**TEXT BLOCK**

<<<<

The disruption was real. But the company didn't survive it.
What Went Wrong
Three things, in sequence.
The first: the model couldn't be owned.
A factory relationship, an e-commerce setup, and a trial period. That was the entire formula. Casper proved the category existed. But the 175 companies that followed proved it could be replicated in months by anyone with a manufacturing relationship and a Shopify account.
The friction they removed was the entry point. It was never the moat. Harvard Business School published a case study on Casper in 2016. They titled it "Marketing the One Perfect Mattress for Everyone." They had it right; marketing was the differentiator.
The second: they lost the thread.
Somewhere between the IPO and the rescue acquisition, Casper tried to become a sleep brand. Dog beds. CBD gummies. A smart nightlight. Each one a small drift from the clarity that had made them matter. A company that had succeeded by doing one thing well started doing several things in a crowded market without a clear reason to choose them over anyone else.
The third: they became the thing they had disrupted.
As copycats matched their price and margins compressed, Casper did what disruption theory prescribes: move upmarket. They repositioned as a premium sleep brand. They opened stores. A place to touch the product, feel the quality, understand why this one cost more than the others.
They had spent five years convincing people they didn't need to feel a mattress before buying one. Then they built showrooms so people could feel a mattress before buying one.
What This Adds to the Playbook
Everything we've said about disruption remains true. Find where an industry's assumptions have stopped serving the customer. Remove the friction. Get there first.
But Casper is the case study for what the playbook is missing.
Here's what that means in practice.
Ask the defensibility question before you start scaling.

>>>>

**TASK SET**
1. Answer these from the Casper text:
(a) How many companies followed Casper into the category?
(b) In what year did Harvard Business School publish its case study on Casper?
(c) What did Casper open when it repositioned as a premium sleep brand?
2. In the Casper text, shorten the paragraph beginning "Somewhere between the IPO" to two sentences, keeping its main facts.
3. List every product the Casper text names as part of the company's attempt to become a sleep brand.
The items that come next have no connection to the Casper text.

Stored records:
<<<<

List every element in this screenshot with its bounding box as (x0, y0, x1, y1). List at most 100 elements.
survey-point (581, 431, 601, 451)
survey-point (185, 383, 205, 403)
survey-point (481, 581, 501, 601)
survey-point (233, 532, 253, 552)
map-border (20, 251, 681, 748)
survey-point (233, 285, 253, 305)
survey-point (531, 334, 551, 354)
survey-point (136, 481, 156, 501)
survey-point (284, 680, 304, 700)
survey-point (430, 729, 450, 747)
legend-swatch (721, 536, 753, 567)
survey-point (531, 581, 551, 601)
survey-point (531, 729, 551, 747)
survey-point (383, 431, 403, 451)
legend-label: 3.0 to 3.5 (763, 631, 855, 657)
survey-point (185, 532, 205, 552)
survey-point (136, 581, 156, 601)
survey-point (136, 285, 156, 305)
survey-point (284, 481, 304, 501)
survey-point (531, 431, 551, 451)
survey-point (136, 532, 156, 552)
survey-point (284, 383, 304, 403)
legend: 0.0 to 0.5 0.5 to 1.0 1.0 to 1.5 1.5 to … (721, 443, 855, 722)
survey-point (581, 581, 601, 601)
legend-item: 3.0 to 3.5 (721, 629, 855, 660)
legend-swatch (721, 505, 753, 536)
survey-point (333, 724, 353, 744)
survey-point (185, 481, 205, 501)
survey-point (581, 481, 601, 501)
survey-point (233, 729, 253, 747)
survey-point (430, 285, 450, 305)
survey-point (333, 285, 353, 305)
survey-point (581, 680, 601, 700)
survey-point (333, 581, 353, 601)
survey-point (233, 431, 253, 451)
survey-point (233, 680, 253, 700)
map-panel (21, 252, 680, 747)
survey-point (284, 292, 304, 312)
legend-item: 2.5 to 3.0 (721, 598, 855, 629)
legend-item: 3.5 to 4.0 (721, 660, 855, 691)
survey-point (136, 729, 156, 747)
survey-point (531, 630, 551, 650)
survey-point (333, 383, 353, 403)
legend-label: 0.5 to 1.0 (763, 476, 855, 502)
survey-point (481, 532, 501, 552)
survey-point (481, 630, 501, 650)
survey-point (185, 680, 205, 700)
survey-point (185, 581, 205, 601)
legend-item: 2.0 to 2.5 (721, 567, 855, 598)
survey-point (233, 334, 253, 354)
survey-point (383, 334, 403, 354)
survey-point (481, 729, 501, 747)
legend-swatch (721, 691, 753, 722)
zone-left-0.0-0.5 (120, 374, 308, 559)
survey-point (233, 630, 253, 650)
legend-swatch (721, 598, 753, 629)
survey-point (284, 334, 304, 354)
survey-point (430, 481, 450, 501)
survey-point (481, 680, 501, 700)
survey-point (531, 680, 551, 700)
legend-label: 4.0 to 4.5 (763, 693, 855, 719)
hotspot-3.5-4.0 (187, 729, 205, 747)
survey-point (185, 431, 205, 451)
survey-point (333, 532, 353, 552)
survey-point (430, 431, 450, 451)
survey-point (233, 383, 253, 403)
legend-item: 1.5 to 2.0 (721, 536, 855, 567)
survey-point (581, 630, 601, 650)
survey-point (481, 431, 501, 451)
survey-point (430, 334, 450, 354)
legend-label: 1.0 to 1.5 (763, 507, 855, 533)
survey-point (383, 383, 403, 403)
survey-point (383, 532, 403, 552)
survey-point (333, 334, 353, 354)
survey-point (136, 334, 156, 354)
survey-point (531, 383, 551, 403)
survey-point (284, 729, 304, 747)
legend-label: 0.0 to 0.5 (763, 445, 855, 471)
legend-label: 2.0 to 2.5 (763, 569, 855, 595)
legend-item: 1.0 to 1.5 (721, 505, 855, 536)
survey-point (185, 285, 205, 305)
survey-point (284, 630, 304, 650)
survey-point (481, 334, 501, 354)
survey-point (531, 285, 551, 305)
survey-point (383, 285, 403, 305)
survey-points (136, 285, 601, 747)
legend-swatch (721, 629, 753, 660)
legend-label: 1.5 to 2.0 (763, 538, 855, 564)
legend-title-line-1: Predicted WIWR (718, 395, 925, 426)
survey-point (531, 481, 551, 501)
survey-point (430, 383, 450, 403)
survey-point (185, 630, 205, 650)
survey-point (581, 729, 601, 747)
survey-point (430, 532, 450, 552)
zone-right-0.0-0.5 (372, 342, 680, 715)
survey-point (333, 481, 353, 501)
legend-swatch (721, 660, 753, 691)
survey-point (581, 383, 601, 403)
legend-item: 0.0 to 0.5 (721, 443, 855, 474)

>>>>

**OUTPUTS IN ORDER**
1.
(a) 175
(b) 2016
(c) Stores

2. Between its IPO and its rescue acquisition, Casper tried to become a sleep brand, selling dog beds, CBD gummies and a smart nightlight. Having succeeded by doing one thing well, it began doing several things in a crowded market with no clear reason for customers to choose it.

3.
- Dog beds
- CBD gummies
- A smart nightlight